DATA FOR THE TASK:
+---+
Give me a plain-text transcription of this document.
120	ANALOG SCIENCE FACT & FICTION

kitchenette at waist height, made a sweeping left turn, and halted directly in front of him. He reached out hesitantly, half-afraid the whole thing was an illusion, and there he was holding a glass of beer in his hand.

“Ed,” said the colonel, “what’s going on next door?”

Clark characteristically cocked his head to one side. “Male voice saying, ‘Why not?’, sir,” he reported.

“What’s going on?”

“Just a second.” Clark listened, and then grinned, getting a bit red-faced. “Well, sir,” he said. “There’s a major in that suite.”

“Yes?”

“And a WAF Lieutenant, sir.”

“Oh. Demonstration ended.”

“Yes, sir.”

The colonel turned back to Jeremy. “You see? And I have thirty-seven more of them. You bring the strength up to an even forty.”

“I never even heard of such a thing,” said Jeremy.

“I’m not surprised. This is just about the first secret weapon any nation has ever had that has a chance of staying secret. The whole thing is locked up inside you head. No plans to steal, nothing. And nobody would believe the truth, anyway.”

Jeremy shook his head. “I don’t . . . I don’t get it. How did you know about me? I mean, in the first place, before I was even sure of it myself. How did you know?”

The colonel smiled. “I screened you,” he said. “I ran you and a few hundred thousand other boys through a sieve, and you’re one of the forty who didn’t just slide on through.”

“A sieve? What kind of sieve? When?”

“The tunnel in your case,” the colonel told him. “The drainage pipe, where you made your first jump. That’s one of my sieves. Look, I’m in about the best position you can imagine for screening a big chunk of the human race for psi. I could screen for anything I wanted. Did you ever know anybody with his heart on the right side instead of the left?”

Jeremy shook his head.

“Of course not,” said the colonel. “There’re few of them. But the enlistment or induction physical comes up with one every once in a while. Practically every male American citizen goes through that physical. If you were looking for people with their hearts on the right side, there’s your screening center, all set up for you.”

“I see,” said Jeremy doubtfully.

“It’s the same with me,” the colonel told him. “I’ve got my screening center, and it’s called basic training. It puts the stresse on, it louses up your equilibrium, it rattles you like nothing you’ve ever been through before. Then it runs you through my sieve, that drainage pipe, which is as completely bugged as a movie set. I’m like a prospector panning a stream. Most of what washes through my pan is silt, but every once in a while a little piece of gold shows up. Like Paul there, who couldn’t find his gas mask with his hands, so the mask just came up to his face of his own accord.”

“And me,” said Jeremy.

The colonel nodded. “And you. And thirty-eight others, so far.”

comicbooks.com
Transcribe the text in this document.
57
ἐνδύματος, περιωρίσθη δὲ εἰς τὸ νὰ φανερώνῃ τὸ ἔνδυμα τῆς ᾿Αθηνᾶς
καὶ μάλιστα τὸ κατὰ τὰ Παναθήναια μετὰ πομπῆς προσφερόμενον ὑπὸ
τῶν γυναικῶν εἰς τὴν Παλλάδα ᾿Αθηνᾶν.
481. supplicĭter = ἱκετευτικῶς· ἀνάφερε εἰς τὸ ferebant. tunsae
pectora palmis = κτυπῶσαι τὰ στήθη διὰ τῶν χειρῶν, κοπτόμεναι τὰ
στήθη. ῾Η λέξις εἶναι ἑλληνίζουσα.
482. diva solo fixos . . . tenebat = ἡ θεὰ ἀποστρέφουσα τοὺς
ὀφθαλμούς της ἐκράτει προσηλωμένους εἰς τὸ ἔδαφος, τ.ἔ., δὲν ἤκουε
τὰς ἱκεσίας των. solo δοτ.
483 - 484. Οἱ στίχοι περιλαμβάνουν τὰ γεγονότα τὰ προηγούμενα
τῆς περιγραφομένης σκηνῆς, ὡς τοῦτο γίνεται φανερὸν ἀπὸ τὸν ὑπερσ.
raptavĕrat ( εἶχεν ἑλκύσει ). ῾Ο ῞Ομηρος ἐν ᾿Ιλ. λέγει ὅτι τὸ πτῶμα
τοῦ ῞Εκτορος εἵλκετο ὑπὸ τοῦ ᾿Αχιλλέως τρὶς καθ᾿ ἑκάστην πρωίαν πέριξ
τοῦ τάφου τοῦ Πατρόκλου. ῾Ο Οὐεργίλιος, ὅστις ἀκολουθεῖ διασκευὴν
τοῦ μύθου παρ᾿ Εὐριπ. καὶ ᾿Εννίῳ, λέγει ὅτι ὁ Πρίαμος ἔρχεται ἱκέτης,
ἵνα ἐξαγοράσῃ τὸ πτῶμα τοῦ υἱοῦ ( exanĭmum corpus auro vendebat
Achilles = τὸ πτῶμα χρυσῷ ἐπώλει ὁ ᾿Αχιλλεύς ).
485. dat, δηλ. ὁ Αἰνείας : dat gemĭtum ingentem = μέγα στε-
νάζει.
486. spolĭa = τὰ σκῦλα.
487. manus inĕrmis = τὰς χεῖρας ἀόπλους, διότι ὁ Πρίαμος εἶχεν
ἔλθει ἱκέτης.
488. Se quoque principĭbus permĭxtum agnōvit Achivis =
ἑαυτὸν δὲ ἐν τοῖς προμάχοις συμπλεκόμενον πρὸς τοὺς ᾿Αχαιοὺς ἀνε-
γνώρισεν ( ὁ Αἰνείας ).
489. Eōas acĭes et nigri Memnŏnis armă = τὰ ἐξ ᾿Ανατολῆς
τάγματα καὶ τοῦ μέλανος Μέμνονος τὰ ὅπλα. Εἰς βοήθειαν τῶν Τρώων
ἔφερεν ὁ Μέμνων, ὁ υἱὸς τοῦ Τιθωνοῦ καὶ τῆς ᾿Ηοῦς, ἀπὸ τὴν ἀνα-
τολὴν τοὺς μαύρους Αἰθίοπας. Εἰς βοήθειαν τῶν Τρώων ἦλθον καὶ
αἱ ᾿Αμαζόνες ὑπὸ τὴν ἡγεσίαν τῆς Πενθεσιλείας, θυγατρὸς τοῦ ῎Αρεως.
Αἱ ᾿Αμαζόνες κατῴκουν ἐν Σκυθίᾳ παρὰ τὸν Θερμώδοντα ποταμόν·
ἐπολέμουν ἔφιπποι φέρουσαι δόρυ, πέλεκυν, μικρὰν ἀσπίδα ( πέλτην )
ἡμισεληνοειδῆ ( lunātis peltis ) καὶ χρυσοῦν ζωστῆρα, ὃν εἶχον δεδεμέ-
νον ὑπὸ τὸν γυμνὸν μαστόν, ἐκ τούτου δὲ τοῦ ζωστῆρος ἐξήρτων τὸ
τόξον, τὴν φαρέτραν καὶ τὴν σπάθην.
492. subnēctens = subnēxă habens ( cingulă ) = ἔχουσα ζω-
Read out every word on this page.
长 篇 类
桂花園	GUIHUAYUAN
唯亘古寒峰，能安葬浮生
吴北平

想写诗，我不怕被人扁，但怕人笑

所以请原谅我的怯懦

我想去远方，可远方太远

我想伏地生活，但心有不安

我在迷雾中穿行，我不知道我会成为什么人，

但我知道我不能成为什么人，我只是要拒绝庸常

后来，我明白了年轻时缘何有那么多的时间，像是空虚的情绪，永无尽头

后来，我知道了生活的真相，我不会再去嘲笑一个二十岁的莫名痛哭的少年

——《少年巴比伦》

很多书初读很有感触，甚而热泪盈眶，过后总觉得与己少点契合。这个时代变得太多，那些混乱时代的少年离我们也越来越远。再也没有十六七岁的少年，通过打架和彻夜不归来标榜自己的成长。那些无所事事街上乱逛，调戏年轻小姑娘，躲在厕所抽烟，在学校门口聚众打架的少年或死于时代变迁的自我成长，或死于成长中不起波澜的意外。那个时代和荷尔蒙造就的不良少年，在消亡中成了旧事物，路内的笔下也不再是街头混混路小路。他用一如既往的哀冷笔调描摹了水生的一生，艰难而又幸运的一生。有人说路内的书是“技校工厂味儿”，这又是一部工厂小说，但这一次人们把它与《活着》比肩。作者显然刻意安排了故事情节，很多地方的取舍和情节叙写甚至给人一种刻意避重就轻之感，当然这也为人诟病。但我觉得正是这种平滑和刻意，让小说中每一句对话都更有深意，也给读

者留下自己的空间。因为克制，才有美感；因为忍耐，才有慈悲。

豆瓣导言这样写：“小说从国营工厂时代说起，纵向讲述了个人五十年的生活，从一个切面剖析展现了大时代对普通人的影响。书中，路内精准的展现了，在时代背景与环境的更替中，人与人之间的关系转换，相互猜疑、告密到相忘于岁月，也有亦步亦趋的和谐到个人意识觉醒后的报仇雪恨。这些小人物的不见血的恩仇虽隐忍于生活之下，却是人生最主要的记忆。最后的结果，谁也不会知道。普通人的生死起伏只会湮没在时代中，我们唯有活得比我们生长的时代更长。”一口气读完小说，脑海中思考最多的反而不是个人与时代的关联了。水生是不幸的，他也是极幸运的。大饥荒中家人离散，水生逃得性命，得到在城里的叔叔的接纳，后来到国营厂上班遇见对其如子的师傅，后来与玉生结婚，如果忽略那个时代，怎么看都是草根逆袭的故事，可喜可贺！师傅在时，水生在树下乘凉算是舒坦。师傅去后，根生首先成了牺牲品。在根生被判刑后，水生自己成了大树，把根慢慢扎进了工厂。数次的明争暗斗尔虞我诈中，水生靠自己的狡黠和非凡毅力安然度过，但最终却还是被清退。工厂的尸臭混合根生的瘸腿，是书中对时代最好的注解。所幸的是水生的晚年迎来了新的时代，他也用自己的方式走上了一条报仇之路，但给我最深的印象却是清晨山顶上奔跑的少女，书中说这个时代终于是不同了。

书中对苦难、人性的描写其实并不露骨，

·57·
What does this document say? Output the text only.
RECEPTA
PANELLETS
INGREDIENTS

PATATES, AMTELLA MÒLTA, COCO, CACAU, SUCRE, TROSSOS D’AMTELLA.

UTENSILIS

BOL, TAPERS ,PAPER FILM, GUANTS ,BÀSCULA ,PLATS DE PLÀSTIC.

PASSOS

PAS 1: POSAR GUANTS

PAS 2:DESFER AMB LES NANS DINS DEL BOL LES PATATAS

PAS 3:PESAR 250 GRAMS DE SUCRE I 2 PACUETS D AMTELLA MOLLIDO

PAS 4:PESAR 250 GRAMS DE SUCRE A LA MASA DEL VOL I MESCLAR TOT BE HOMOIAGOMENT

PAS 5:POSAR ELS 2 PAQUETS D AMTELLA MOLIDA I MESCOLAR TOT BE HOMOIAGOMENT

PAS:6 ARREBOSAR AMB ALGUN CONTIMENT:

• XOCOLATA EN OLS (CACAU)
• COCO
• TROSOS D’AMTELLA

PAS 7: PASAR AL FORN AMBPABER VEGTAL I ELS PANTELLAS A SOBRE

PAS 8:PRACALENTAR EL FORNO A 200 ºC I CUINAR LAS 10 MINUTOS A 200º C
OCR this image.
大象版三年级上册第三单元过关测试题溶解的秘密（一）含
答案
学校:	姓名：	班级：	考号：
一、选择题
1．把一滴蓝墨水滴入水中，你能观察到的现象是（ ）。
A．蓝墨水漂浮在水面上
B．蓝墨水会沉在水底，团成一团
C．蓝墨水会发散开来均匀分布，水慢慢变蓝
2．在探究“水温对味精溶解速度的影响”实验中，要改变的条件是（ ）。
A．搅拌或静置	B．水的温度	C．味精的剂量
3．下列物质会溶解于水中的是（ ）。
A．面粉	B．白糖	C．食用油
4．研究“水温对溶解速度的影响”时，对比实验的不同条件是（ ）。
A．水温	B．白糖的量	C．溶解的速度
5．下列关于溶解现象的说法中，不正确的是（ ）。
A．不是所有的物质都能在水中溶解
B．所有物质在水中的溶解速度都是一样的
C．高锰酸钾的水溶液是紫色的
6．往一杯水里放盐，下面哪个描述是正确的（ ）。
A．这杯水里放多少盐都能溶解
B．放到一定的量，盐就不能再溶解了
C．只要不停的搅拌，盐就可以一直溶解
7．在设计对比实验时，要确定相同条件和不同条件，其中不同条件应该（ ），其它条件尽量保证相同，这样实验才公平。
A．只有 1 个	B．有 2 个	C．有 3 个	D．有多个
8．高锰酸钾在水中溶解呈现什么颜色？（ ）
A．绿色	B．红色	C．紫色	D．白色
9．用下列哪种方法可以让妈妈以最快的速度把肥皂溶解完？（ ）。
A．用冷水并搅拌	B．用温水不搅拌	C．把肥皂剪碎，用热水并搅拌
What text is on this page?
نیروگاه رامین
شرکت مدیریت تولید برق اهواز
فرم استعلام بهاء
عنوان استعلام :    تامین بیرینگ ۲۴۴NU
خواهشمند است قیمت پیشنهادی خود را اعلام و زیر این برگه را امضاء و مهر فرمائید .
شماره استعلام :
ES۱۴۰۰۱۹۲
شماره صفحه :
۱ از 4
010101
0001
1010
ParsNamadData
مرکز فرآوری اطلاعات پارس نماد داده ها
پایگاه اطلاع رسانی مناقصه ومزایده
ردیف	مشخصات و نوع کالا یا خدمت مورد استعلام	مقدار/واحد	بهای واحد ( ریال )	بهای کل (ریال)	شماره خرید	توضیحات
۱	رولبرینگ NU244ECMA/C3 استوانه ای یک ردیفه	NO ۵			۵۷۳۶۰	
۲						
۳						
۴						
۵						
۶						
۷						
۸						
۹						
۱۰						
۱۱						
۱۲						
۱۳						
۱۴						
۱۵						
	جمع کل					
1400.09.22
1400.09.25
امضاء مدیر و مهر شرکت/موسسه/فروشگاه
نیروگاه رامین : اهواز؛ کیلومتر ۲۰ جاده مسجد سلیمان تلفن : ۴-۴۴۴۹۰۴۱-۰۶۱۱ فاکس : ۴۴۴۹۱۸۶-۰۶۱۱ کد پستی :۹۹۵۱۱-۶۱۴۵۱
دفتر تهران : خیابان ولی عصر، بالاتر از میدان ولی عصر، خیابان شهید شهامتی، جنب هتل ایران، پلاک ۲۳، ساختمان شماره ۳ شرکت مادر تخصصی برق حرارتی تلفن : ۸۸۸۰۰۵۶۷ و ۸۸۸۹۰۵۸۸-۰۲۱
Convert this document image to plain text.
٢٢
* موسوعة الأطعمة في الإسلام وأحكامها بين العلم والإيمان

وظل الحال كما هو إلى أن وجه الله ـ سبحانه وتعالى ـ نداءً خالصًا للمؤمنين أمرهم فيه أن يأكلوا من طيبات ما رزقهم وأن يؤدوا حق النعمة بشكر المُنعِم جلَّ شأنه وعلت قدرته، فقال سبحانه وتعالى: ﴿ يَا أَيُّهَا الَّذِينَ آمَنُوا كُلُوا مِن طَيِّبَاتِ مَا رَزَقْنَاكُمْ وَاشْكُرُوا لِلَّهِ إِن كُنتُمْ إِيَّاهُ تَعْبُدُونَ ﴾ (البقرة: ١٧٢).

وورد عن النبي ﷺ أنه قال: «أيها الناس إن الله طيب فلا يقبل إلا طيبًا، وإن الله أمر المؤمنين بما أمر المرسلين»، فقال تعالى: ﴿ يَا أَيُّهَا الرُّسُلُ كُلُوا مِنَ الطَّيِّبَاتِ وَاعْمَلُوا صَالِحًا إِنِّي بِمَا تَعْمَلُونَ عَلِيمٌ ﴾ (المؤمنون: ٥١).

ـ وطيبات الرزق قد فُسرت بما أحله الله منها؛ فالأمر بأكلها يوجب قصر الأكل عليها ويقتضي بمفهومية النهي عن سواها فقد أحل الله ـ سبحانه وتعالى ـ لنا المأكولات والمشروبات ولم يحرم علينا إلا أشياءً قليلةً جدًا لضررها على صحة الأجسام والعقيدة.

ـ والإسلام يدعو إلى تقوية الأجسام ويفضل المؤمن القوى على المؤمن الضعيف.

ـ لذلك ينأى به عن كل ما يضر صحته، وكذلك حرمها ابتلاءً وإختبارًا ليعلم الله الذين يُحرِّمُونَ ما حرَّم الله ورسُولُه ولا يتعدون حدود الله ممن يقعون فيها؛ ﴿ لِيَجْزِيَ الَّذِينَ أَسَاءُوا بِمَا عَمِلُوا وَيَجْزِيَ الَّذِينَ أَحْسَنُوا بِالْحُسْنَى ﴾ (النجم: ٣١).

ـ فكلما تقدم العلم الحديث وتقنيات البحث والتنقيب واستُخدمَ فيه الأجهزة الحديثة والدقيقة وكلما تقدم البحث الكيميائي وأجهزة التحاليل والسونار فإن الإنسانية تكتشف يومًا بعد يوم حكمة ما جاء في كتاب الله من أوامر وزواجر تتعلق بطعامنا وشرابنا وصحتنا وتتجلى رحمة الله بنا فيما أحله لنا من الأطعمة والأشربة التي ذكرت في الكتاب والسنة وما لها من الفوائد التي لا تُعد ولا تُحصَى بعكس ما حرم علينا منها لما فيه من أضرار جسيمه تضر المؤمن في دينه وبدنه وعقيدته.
+---+
REQUIRED TASK: Using the records above, find and show each line with the string "HOMOIAGOMENT".

THE REPLY:
PAS 4:PESAR 250 GRAMS DE SUCRE A LA MASA DEL VOL I MESCLAR TOT BE HOMOIAGOMENT
PAS 5:POSAR ELS 2 PAQUETS D AMTELLA MOLIDA I MESCOLAR TOT BE HOMOIAGOMENT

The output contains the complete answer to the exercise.